■ **Records provided**
━━━━━━━━━━━━━━━━

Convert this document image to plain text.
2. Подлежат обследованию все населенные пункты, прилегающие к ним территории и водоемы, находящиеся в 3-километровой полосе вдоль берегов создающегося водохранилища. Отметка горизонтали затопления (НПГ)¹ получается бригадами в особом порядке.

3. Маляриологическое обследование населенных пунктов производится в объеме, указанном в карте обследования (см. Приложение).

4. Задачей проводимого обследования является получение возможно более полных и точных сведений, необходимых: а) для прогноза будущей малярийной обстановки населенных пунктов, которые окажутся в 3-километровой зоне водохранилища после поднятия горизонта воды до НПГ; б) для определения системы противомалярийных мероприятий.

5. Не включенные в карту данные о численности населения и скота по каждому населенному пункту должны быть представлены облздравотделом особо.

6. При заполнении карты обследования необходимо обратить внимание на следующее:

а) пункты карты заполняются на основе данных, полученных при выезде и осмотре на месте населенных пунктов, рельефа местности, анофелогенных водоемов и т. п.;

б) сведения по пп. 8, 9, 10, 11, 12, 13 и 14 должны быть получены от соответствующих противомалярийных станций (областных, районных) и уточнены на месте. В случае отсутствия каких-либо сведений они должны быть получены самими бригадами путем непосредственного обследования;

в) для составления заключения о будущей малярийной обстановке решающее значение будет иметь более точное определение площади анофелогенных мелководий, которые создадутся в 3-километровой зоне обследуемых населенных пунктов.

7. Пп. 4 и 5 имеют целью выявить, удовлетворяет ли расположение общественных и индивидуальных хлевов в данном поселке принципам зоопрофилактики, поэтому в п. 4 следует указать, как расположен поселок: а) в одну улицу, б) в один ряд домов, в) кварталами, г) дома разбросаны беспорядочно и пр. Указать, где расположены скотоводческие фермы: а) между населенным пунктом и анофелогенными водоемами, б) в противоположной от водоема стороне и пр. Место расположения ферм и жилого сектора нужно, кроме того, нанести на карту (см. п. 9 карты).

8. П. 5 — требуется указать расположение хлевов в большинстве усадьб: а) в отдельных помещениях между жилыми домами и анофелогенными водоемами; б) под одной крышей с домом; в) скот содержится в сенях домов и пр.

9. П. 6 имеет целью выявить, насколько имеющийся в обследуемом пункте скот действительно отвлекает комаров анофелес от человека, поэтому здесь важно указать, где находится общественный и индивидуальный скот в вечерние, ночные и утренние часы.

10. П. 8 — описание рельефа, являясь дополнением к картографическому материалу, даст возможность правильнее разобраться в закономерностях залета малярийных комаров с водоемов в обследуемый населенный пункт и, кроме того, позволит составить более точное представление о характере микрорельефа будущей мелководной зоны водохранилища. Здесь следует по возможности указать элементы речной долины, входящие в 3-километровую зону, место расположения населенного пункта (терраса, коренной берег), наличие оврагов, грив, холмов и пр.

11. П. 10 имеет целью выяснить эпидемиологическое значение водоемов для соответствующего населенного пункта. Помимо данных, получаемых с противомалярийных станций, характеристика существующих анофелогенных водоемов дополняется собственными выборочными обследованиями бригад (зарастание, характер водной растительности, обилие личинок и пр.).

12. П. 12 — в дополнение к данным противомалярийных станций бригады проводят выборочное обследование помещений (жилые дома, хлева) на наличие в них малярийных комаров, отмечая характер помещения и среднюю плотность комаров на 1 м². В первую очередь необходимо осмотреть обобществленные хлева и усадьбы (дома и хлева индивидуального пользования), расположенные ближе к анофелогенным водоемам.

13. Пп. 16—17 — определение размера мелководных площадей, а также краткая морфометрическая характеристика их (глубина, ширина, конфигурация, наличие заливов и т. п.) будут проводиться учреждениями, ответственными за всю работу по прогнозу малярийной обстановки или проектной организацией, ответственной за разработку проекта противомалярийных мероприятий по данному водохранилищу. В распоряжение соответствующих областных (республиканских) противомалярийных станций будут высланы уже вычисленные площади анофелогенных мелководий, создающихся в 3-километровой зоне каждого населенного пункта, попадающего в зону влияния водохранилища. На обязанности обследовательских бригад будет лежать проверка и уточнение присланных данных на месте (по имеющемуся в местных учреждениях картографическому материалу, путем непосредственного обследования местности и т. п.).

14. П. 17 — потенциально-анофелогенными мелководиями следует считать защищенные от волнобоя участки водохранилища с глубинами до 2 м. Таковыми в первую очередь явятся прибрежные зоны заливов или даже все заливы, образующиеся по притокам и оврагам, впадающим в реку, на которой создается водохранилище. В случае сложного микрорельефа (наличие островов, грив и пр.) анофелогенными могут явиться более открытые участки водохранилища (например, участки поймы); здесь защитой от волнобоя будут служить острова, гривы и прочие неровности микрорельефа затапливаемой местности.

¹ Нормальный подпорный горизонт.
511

━━━━━━━━━━━━━━━━

■ **What you need to do**
Give only the count of lines in this material that contain the string "между".

■ **Output of the exercise**
2